• **PROBLEM DESCRIPTION**
Extract all of the entries and give them again, word for word.

# Start of MATERIAL FOR THIS TASK

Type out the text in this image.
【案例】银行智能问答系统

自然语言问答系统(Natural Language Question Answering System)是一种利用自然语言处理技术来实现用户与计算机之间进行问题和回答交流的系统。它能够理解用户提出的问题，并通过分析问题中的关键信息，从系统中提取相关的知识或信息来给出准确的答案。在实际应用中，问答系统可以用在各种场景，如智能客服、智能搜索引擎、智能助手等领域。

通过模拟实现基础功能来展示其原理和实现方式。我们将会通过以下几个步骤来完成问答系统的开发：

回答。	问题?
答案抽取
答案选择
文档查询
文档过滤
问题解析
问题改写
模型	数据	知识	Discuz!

# End of MATERIAL FOR THIS TASK

• **COMPLETE OUTPUT**
Type out the text in this image.
【案例】银行智能问答系统

自然语言问答系统(Natural Language Question Answering System)是一种利用自然语言处理技术来实现用户与计算机之间进行问题和回答交流的系统。它能够理解用户提出的问题，并通过分析问题中的关键信息，从系统中提取相关的知识或信息来给出准确的答案。在实际应用中，问答系统可以用在各种场景，如智能客服、智能搜索引擎、智能助手等领域。

通过模拟实现基础功能来展示其原理和实现方式。我们将会通过以下几个步骤来完成问答系统的开发：

回答。	问题?
答案抽取
答案选择
文档查询
文档过滤
问题解析
问题改写
模型	数据	知识	Discuz!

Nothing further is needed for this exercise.